§ OBJECTIVE:
Output each entry that follows exactly. Images stay out.

§ DATA LINES:
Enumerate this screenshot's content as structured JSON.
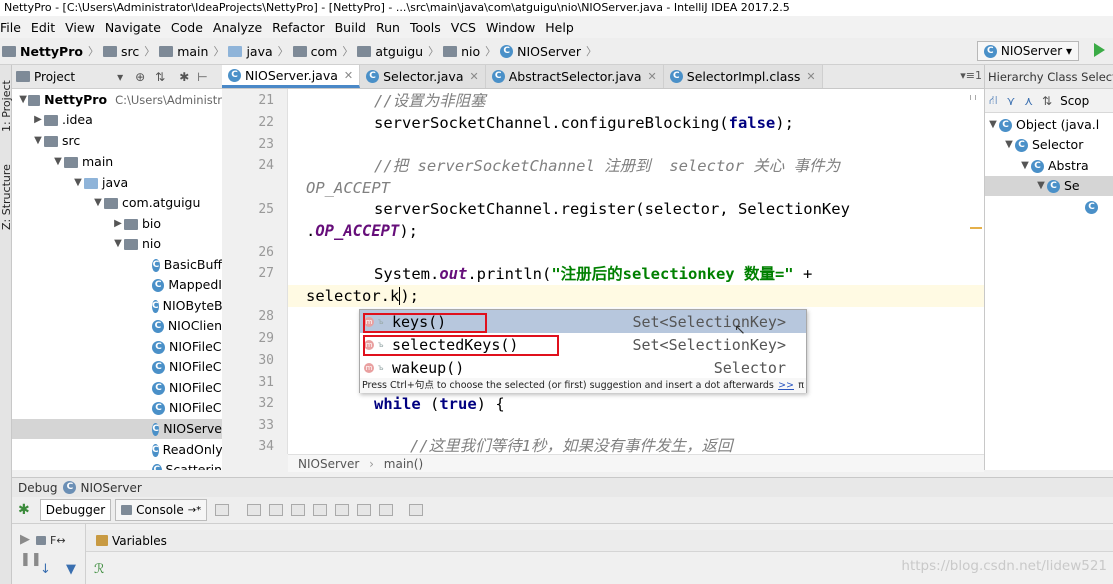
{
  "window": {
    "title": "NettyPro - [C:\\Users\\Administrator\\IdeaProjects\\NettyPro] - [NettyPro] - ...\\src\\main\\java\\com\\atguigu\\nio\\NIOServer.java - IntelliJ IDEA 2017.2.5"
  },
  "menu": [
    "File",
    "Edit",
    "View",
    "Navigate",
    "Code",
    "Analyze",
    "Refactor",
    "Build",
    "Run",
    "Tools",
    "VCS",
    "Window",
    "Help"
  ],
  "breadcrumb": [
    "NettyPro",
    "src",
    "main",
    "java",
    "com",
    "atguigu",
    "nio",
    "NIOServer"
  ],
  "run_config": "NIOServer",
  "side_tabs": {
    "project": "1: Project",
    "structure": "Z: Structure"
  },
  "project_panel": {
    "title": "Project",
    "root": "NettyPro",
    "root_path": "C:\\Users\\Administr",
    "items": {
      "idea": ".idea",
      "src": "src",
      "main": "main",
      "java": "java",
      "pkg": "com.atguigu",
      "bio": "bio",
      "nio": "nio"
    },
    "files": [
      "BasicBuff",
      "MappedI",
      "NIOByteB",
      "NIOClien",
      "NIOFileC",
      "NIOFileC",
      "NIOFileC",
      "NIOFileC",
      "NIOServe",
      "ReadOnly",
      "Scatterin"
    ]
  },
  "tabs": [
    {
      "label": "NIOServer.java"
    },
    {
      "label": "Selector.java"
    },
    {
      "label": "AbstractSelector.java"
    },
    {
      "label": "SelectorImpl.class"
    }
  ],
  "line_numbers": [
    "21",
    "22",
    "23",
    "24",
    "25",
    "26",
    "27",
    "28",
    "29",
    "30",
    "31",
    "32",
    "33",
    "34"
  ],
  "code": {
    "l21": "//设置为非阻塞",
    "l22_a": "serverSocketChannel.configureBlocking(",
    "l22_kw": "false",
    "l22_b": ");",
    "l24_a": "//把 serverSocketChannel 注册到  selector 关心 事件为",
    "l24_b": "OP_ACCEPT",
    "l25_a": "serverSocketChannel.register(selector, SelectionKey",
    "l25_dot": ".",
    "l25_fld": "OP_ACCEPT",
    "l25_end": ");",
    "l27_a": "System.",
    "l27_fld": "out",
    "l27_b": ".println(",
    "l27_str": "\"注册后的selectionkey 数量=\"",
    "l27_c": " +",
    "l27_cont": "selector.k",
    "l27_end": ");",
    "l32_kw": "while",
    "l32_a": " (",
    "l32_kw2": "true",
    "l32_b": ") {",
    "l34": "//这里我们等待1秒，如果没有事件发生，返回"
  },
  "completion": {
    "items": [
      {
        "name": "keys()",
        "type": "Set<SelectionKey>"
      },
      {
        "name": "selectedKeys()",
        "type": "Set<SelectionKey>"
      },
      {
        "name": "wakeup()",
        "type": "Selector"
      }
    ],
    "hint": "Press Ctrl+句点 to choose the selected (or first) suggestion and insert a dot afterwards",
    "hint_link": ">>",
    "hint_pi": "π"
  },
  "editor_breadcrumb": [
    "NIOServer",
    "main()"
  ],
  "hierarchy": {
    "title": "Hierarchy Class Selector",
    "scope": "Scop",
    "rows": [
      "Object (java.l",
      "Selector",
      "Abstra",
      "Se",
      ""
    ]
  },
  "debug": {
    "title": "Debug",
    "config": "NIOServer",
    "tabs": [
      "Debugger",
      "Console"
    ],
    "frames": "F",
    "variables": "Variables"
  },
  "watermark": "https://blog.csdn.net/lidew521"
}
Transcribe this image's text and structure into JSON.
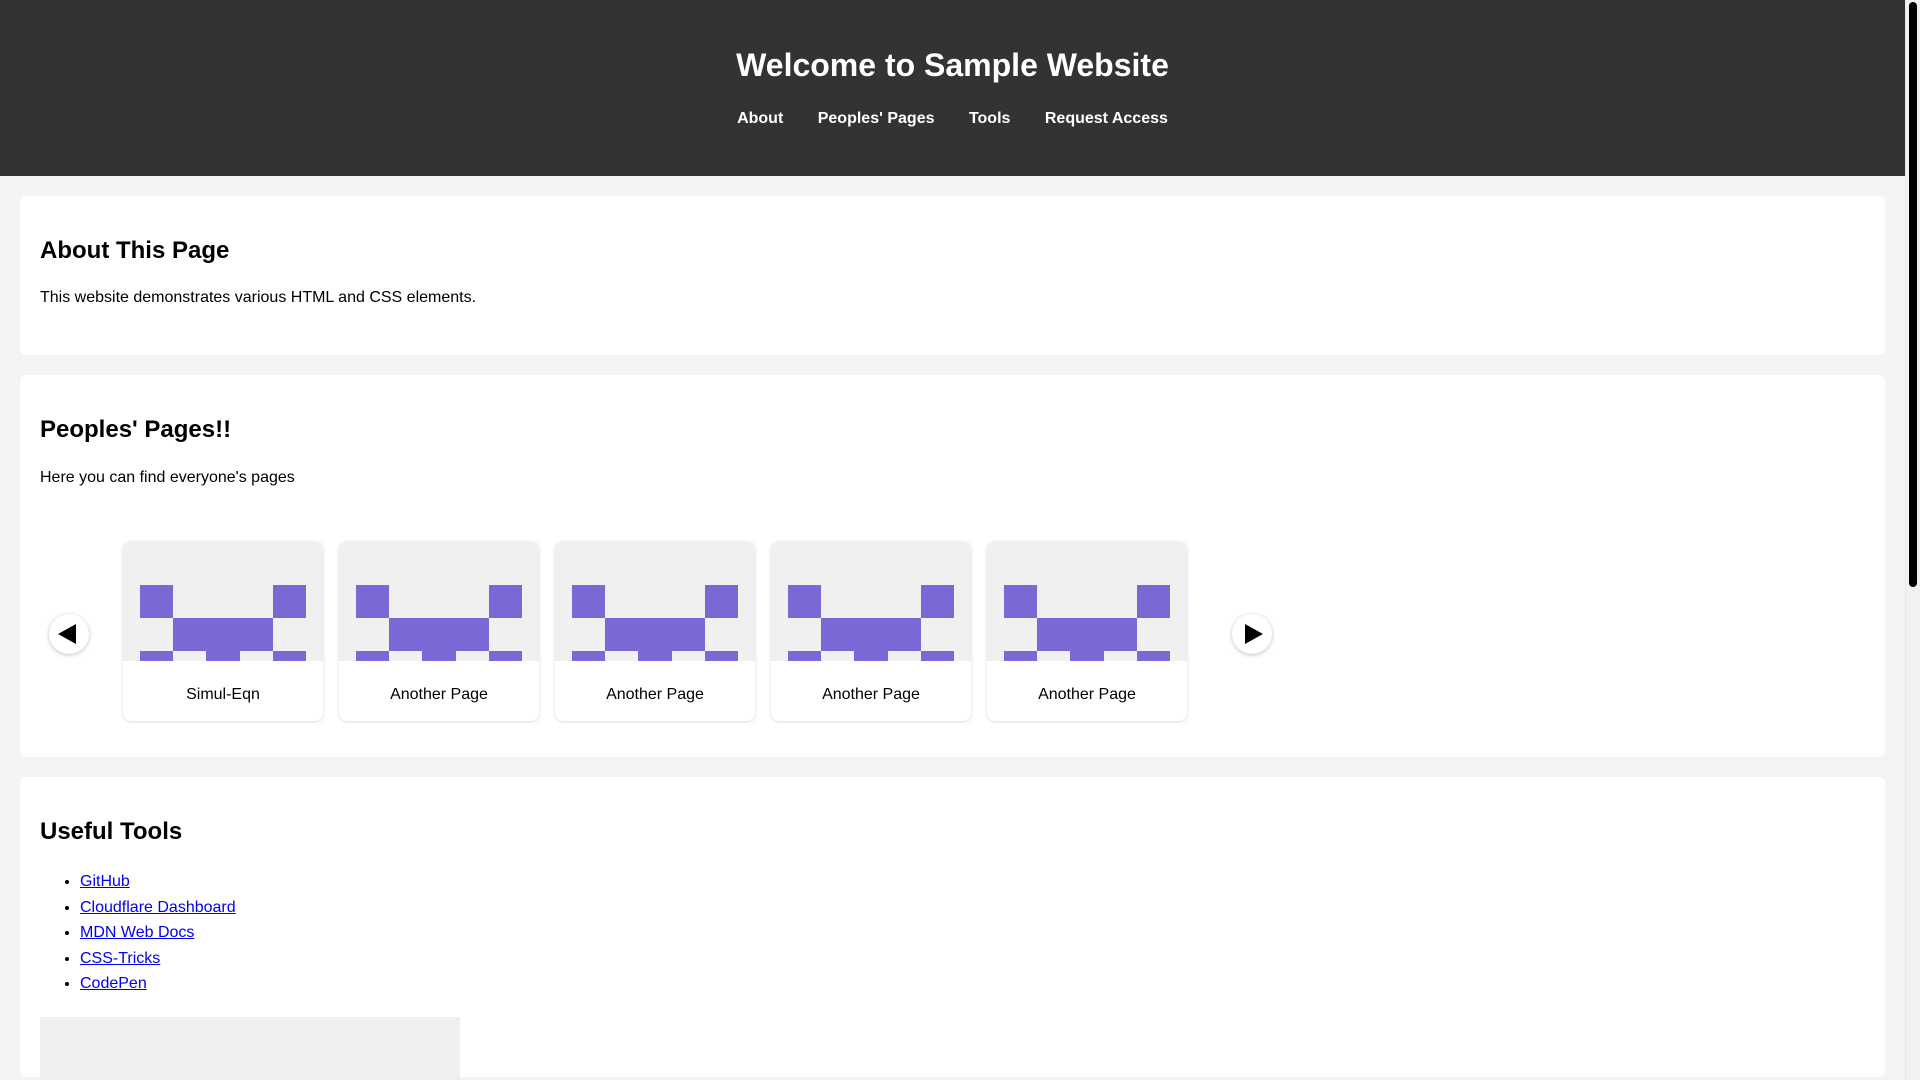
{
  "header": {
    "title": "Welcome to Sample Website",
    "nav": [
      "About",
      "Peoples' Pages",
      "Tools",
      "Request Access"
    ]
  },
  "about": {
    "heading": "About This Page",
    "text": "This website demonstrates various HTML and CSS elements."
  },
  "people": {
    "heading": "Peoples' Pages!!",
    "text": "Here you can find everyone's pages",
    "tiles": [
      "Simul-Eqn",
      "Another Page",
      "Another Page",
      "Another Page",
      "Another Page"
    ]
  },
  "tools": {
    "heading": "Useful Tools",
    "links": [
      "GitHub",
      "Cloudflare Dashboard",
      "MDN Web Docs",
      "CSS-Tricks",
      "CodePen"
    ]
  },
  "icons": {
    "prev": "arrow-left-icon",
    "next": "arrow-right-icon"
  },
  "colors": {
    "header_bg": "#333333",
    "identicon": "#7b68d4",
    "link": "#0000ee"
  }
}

§ SOLUTION FOR THIS TASK:
Enumerate this screenshot's content as structured JSON.
{
  "window": {
    "title": "NettyPro - [C:\\Users\\Administrator\\IdeaProjects\\NettyPro] - [NettyPro] - ...\\src\\main\\java\\com\\atguigu\\nio\\NIOServer.java - IntelliJ IDEA 2017.2.5"
  },
  "menu": [
    "File",
    "Edit",
    "View",
    "Navigate",
    "Code",
    "Analyze",
    "Refactor",
    "Build",
    "Run",
    "Tools",
    "VCS",
    "Window",
    "Help"
  ],
  "breadcrumb": [
    "NettyPro",
    "src",
    "main",
    "java",
    "com",
    "atguigu",
    "nio",
    "NIOServer"
  ],
  "run_config": "NIOServer",
  "side_tabs": {
    "project": "1: Project",
    "structure": "Z: Structure"
  },
  "project_panel": {
    "title": "Project",
    "root": "NettyPro",
    "root_path": "C:\\Users\\Administr",
    "items": {
      "idea": ".idea",
      "src": "src",
      "main": "main",
      "java": "java",
      "pkg": "com.atguigu",
      "bio": "bio",
      "nio": "nio"
    },
    "files": [
      "BasicBuff",
      "MappedI",
      "NIOByteB",
      "NIOClien",
      "NIOFileC",
      "NIOFileC",
      "NIOFileC",
      "NIOFileC",
      "NIOServe",
      "ReadOnly",
      "Scatterin"
    ]
  },
  "tabs": [
    {
      "label": "NIOServer.java"
    },
    {
      "label": "Selector.java"
    },
    {
      "label": "AbstractSelector.java"
    },
    {
      "label": "SelectorImpl.class"
    }
  ],
  "line_numbers": [
    "21",
    "22",
    "23",
    "24",
    "25",
    "26",
    "27",
    "28",
    "29",
    "30",
    "31",
    "32",
    "33",
    "34"
  ],
  "code": {
    "l21": "//设置为非阻塞",
    "l22_a": "serverSocketChannel.configureBlocking(",
    "l22_kw": "false",
    "l22_b": ");",
    "l24_a": "//把 serverSocketChannel 注册到  selector 关心 事件为",
    "l24_b": "OP_ACCEPT",
    "l25_a": "serverSocketChannel.register(selector, SelectionKey",
    "l25_dot": ".",
    "l25_fld": "OP_ACCEPT",
    "l25_end": ");",
    "l27_a": "System.",
    "l27_fld": "out",
    "l27_b": ".println(",
    "l27_str": "\"注册后的selectionkey 数量=\"",
    "l27_c": " +",
    "l27_cont": "selector.k",
    "l27_end": ");",
    "l32_kw": "while",
    "l32_a": " (",
    "l32_kw2": "true",
    "l32_b": ") {",
    "l34": "//这里我们等待1秒，如果没有事件发生，返回"
  },
  "completion": {
    "items": [
      {
        "name": "keys()",
        "type": "Set<SelectionKey>"
      },
      {
        "name": "selectedKeys()",
        "type": "Set<SelectionKey>"
      },
      {
        "name": "wakeup()",
        "type": "Selector"
      }
    ],
    "hint": "Press Ctrl+句点 to choose the selected (or first) suggestion and insert a dot afterwards",
    "hint_link": ">>",
    "hint_pi": "π"
  },
  "editor_breadcrumb": [
    "NIOServer",
    "main()"
  ],
  "hierarchy": {
    "title": "Hierarchy Class Selector",
    "scope": "Scop",
    "rows": [
      "Object (java.l",
      "Selector",
      "Abstra",
      "Se",
      ""
    ]
  },
  "debug": {
    "title": "Debug",
    "config": "NIOServer",
    "tabs": [
      "Debugger",
      "Console"
    ],
    "frames": "F",
    "variables": "Variables"
  },
  "watermark": "https://blog.csdn.net/lidew521"
}
Transcribe this image's text and structure into JSON.
{
  "header": {
    "title": "Welcome to Sample Website",
    "nav": [
      "About",
      "Peoples' Pages",
      "Tools",
      "Request Access"
    ]
  },
  "about": {
    "heading": "About This Page",
    "text": "This website demonstrates various HTML and CSS elements."
  },
  "people": {
    "heading": "Peoples' Pages!!",
    "text": "Here you can find everyone's pages",
    "tiles": [
      "Simul-Eqn",
      "Another Page",
      "Another Page",
      "Another Page",
      "Another Page"
    ]
  },
  "tools": {
    "heading": "Useful Tools",
    "links": [
      "GitHub",
      "Cloudflare Dashboard",
      "MDN Web Docs",
      "CSS-Tricks",
      "CodePen"
    ]
  },
  "icons": {
    "prev": "arrow-left-icon",
    "next": "arrow-right-icon"
  },
  "colors": {
    "header_bg": "#333333",
    "identicon": "#7b68d4",
    "link": "#0000ee"
  }
}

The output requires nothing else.